Excerpts from a figure dataset:
— BEGIN —

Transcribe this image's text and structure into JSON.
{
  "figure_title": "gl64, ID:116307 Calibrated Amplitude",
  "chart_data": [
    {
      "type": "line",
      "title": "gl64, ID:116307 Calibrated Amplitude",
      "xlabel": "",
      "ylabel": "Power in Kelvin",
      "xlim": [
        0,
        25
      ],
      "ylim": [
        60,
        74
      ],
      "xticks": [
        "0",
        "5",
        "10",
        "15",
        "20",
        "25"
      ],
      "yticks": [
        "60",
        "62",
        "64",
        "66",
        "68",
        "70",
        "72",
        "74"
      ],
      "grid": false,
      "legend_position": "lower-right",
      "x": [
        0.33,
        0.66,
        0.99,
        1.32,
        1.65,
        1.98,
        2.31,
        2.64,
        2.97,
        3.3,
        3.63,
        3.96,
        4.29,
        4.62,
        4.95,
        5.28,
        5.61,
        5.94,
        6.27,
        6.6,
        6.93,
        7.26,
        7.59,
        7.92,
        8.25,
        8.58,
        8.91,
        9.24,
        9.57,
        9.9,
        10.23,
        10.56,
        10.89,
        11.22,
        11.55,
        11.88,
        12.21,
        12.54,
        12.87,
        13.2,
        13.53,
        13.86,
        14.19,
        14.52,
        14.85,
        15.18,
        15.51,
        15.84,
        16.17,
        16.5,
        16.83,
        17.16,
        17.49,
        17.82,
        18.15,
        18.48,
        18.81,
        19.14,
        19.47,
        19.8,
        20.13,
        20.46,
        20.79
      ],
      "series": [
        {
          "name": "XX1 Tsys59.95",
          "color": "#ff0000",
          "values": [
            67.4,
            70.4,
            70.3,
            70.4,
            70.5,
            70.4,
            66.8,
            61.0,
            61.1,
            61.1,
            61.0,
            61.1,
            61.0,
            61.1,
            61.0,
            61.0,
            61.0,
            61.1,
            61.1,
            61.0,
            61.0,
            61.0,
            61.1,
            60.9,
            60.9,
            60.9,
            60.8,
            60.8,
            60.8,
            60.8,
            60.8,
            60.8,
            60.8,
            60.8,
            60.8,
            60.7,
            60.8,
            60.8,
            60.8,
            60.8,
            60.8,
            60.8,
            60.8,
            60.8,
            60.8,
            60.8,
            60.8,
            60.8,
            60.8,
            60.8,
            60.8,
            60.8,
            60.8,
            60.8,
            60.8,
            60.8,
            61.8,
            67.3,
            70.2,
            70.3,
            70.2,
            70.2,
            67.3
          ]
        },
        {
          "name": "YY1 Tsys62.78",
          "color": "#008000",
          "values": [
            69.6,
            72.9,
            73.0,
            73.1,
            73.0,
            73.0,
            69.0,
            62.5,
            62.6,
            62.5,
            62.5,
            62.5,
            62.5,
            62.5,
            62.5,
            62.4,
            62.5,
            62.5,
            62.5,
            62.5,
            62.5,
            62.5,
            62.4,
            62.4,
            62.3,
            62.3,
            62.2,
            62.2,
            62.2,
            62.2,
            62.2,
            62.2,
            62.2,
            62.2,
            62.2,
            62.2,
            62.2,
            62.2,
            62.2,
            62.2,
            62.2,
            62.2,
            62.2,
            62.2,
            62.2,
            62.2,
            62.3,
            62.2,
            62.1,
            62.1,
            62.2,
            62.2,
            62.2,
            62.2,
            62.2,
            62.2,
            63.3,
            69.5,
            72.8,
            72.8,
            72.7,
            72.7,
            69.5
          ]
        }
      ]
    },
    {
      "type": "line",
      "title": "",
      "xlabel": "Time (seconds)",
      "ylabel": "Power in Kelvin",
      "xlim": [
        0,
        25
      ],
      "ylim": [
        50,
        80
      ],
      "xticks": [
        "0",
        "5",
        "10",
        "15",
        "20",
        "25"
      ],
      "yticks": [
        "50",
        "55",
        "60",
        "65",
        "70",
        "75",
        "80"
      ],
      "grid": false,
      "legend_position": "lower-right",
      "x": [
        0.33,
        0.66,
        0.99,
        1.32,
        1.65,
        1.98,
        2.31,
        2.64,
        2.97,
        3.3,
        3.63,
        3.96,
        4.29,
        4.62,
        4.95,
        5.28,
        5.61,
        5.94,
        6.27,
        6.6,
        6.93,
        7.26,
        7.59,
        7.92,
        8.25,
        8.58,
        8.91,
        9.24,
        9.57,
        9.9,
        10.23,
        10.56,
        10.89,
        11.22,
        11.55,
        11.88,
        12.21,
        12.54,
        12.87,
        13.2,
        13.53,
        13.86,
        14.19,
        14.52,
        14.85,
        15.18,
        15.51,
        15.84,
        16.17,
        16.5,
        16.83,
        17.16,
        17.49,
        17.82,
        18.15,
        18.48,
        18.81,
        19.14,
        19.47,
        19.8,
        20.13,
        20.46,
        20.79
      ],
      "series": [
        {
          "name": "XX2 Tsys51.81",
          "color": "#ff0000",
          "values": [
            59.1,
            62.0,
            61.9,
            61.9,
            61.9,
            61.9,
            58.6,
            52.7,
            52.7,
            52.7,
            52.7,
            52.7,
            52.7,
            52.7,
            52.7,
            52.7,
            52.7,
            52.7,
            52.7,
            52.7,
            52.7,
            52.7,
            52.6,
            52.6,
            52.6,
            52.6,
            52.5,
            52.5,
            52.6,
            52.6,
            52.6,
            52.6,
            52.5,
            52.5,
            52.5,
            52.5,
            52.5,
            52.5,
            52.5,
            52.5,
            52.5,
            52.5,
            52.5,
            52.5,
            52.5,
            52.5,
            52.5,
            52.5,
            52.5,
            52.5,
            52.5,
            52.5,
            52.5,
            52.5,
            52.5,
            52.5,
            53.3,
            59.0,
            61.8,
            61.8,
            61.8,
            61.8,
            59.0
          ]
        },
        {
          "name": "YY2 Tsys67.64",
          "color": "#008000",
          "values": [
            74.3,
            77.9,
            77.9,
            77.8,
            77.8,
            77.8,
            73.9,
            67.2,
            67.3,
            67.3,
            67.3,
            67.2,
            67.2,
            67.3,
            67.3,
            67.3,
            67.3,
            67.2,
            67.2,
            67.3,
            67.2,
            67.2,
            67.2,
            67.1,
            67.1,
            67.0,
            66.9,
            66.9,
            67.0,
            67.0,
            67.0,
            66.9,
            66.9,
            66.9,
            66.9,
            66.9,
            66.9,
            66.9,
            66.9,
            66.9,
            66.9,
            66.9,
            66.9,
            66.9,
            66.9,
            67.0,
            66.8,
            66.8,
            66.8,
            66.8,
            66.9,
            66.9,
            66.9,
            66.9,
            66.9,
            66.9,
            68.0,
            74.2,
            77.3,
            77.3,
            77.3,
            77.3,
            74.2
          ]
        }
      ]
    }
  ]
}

— END —

### What you will do
Print the records above in full, exactly.

### The output
Transcribe this image's text and structure into JSON.
{
  "figure_title": "gl64, ID:116307 Calibrated Amplitude",
  "chart_data": [
    {
      "type": "line",
      "title": "gl64, ID:116307 Calibrated Amplitude",
      "xlabel": "",
      "ylabel": "Power in Kelvin",
      "xlim": [
        0,
        25
      ],
      "ylim": [
        60,
        74
      ],
      "xticks": [
        "0",
        "5",
        "10",
        "15",
        "20",
        "25"
      ],
      "yticks": [
        "60",
        "62",
        "64",
        "66",
        "68",
        "70",
        "72",
        "74"
      ],
      "grid": false,
      "legend_position": "lower-right",
      "x": [
        0.33,
        0.66,
        0.99,
        1.32,
        1.65,
        1.98,
        2.31,
        2.64,
        2.97,
        3.3,
        3.63,
        3.96,
        4.29,
        4.62,
        4.95,
        5.28,
        5.61,
        5.94,
        6.27,
        6.6,
        6.93,
        7.26,
        7.59,
        7.92,
        8.25,
        8.58,
        8.91,
        9.24,
        9.57,
        9.9,
        10.23,
        10.56,
        10.89,
        11.22,
        11.55,
        11.88,
        12.21,
        12.54,
        12.87,
        13.2,
        13.53,
        13.86,
        14.19,
        14.52,
        14.85,
        15.18,
        15.51,
        15.84,
        16.17,
        16.5,
        16.83,
        17.16,
        17.49,
        17.82,
        18.15,
        18.48,
        18.81,
        19.14,
        19.47,
        19.8,
        20.13,
        20.46,
        20.79
      ],
      "series": [
        {
          "name": "XX1 Tsys59.95",
          "color": "#ff0000",
          "values": [
            67.4,
            70.4,
            70.3,
            70.4,
            70.5,
            70.4,
            66.8,
            61.0,
            61.1,
            61.1,
            61.0,
            61.1,
            61.0,
            61.1,
            61.0,
            61.0,
            61.0,
            61.1,
            61.1,
            61.0,
            61.0,
            61.0,
            61.1,
            60.9,
            60.9,
            60.9,
            60.8,
            60.8,
            60.8,
            60.8,
            60.8,
            60.8,
            60.8,
            60.8,
            60.8,
            60.7,
            60.8,
            60.8,
            60.8,
            60.8,
            60.8,
            60.8,
            60.8,
            60.8,
            60.8,
            60.8,
            60.8,
            60.8,
            60.8,
            60.8,
            60.8,
            60.8,
            60.8,
            60.8,
            60.8,
            60.8,
            61.8,
            67.3,
            70.2,
            70.3,
            70.2,
            70.2,
            67.3
          ]
        },
        {
          "name": "YY1 Tsys62.78",
          "color": "#008000",
          "values": [
            69.6,
            72.9,
            73.0,
            73.1,
            73.0,
            73.0,
            69.0,
            62.5,
            62.6,
            62.5,
            62.5,
            62.5,
            62.5,
            62.5,
            62.5,
            62.4,
            62.5,
            62.5,
            62.5,
            62.5,
            62.5,
            62.5,
            62.4,
            62.4,
            62.3,
            62.3,
            62.2,
            62.2,
            62.2,
            62.2,
            62.2,
            62.2,
            62.2,
            62.2,
            62.2,
            62.2,
            62.2,
            62.2,
            62.2,
            62.2,
            62.2,
            62.2,
            62.2,
            62.2,
            62.2,
            62.2,
            62.3,
            62.2,
            62.1,
            62.1,
            62.2,
            62.2,
            62.2,
            62.2,
            62.2,
            62.2,
            63.3,
            69.5,
            72.8,
            72.8,
            72.7,
            72.7,
            69.5
          ]
        }
      ]
    },
    {
      "type": "line",
      "title": "",
      "xlabel": "Time (seconds)",
      "ylabel": "Power in Kelvin",
      "xlim": [
        0,
        25
      ],
      "ylim": [
        50,
        80
      ],
      "xticks": [
        "0",
        "5",
        "10",
        "15",
        "20",
        "25"
      ],
      "yticks": [
        "50",
        "55",
        "60",
        "65",
        "70",
        "75",
        "80"
      ],
      "grid": false,
      "legend_position": "lower-right",
      "x": [
        0.33,
        0.66,
        0.99,
        1.32,
        1.65,
        1.98,
        2.31,
        2.64,
        2.97,
        3.3,
        3.63,
        3.96,
        4.29,
        4.62,
        4.95,
        5.28,
        5.61,
        5.94,
        6.27,
        6.6,
        6.93,
        7.26,
        7.59,
        7.92,
        8.25,
        8.58,
        8.91,
        9.24,
        9.57,
        9.9,
        10.23,
        10.56,
        10.89,
        11.22,
        11.55,
        11.88,
        12.21,
        12.54,
        12.87,
        13.2,
        13.53,
        13.86,
        14.19,
        14.52,
        14.85,
        15.18,
        15.51,
        15.84,
        16.17,
        16.5,
        16.83,
        17.16,
        17.49,
        17.82,
        18.15,
        18.48,
        18.81,
        19.14,
        19.47,
        19.8,
        20.13,
        20.46,
        20.79
      ],
      "series": [
        {
          "name": "XX2 Tsys51.81",
          "color": "#ff0000",
          "values": [
            59.1,
            62.0,
            61.9,
            61.9,
            61.9,
            61.9,
            58.6,
            52.7,
            52.7,
            52.7,
            52.7,
            52.7,
            52.7,
            52.7,
            52.7,
            52.7,
            52.7,
            52.7,
            52.7,
            52.7,
            52.7,
            52.7,
            52.6,
            52.6,
            52.6,
            52.6,
            52.5,
            52.5,
            52.6,
            52.6,
            52.6,
            52.6,
            52.5,
            52.5,
            52.5,
            52.5,
            52.5,
            52.5,
            52.5,
            52.5,
            52.5,
            52.5,
            52.5,
            52.5,
            52.5,
            52.5,
            52.5,
            52.5,
            52.5,
            52.5,
            52.5,
            52.5,
            52.5,
            52.5,
            52.5,
            52.5,
            53.3,
            59.0,
            61.8,
            61.8,
            61.8,
            61.8,
            59.0
          ]
        },
        {
          "name": "YY2 Tsys67.64",
          "color": "#008000",
          "values": [
            74.3,
            77.9,
            77.9,
            77.8,
            77.8,
            77.8,
            73.9,
            67.2,
            67.3,
            67.3,
            67.3,
            67.2,
            67.2,
            67.3,
            67.3,
            67.3,
            67.3,
            67.2,
            67.2,
            67.3,
            67.2,
            67.2,
            67.2,
            67.1,
            67.1,
            67.0,
            66.9,
            66.9,
            67.0,
            67.0,
            67.0,
            66.9,
            66.9,
            66.9,
            66.9,
            66.9,
            66.9,
            66.9,
            66.9,
            66.9,
            66.9,
            66.9,
            66.9,
            66.9,
            66.9,
            67.0,
            66.8,
            66.8,
            66.8,
            66.8,
            66.9,
            66.9,
            66.9,
            66.9,
            66.9,
            66.9,
            68.0,
            74.2,
            77.3,
            77.3,
            77.3,
            77.3,
            74.2
          ]
        }
      ]
    }
  ]
}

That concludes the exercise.